--- begin ---

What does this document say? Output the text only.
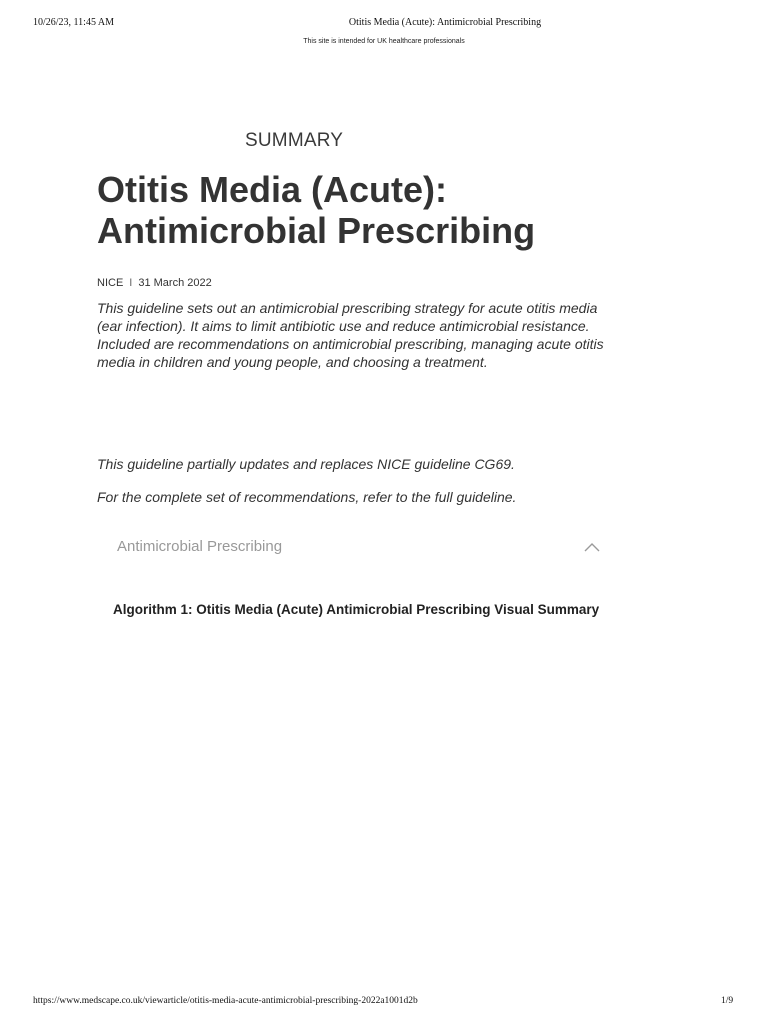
10/26/23, 11:45 AM	Otitis Media (Acute): Antimicrobial Prescribing
This site is intended for UK healthcare professionals
SUMMARY
Otitis Media (Acute): Antimicrobial Prescribing
NICE I 31 March 2022

This guideline sets out an antimicrobial prescribing strategy for acute otitis media (ear infection). It aims to limit antibiotic use and reduce antimicrobial resistance. Included are recommendations on antimicrobial prescribing, managing acute otitis media in children and young people, and choosing a treatment.

This guideline partially updates and replaces NICE guideline CG69.

For the complete set of recommendations, refer to the full guideline.

Antimicrobial Prescribing
Algorithm 1: Otitis Media (Acute) Antimicrobial Prescribing Visual Summary
https://www.medscape.co.uk/viewarticle/otitis-media-acute-antimicrobial-prescribing-2022a1001d2b	1/9
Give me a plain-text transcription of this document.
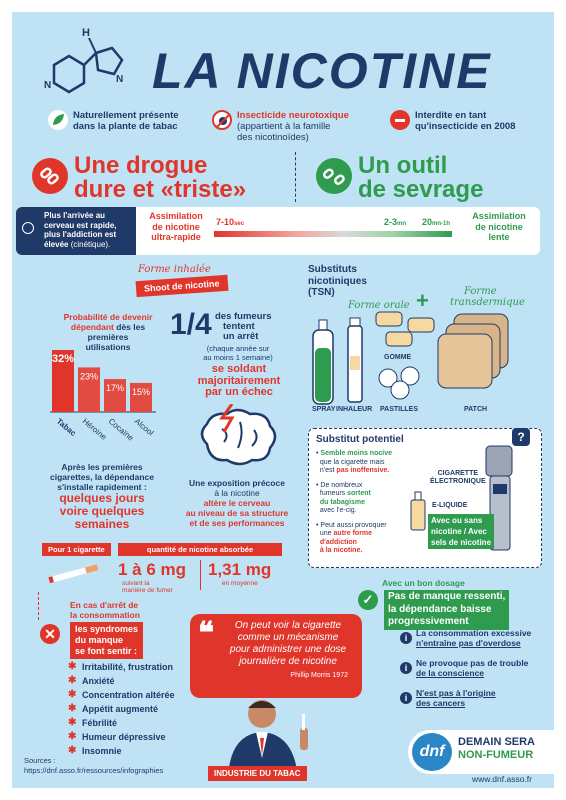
H
N
N LA NICOTINE
Naturellement présente
dans la plante de tabac
Insecticide neurotoxique
(appartient à la famille
des nicotinoïdes)
Interdite en tant
qu'insecticide en 2008
Une drogue
dure et «triste»
Un outil
de sevrage
Plus l'arrivée au
cerveau est rapide,
plus l'addiction est
élevée (cinétique).
Assimilation
de nicotine
ultra-rapide
7-10sec	2-3mn 20mn-1h
Assimilation
de nicotine
lente
Forme inhalée
Shoot de nicotine
Probabilité de devenir
dépendant dès les
premières
utilisations
32%
Tabac
23%
Héroïne
17%
Cocaïne
15%
Alcool
1/4 des fumeurs
tentent
un arrêt
(chaque année sur
au moins 1 semaine)
se soldant
majoritairement
par un échec
Une exposition précoce
à la nicotine
altère le cerveau
au niveau de sa structure
et de ses performances
Après les premières
cigarettes, la dépendance
s'installe rapidement :
quelques jours
voire quelques
semaines
Pour 1 cigarette	quantité de nicotine absorbée
1 à 6 mg
suivant la
manière de fumer
1,31 mg
en moyenne
En cas d'arrêt de
la consommation
✕	les syndromes
du manque
se font sentir :
✱ Irritabilité, frustration
✱ Anxiété
✱ Concentration altérée
✱ Appétit augmenté
✱ Fébrilité
✱ Humeur dépressive
✱ Insomnie
❝	On peut voir la cigarette
comme un mécanisme
pour administrer une dose
journalière de nicotine
Phillip Morris 1972
INDUSTRIE DU TABAC
Sources :
https://dnf.asso.fr/ressources/infographies
Substituts
nicotiniques
(TSN)
Forme orale +	Forme
transdermique
GOMME
SPRAY INHALEUR PASTILLES	PATCH
Substitut potentiel	?
• Semble moins nocive
que la cigarette mais
n'est pas inoffensive.
• De nombreux
fumeurs sortent
du tabagisme
avec l'e-cig.
• Peut aussi provoquer
une autre forme
d'addiction
à la nicotine.
CIGARETTE
ÉLECTRONIQUE
E-LIQUIDE
Avec ou sans
nicotine / Avec
sels de nicotine
Avec un bon dosage
✓	Pas de manque ressenti,
la dépendance baisse
progressivement
i	La consommation excessive
n'entraîne pas d'overdose
i	Ne provoque pas de trouble
de la conscience
i	N'est pas à l'origine
des cancers
dnf
DEMAIN SERA
NON-FUMEUR
www.dnf.asso.fr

--- end ---

[The request] Locate each line with the word "moins" and copy it.

[Exercise result]
au moins 1 semaine)
• Semble moins nocive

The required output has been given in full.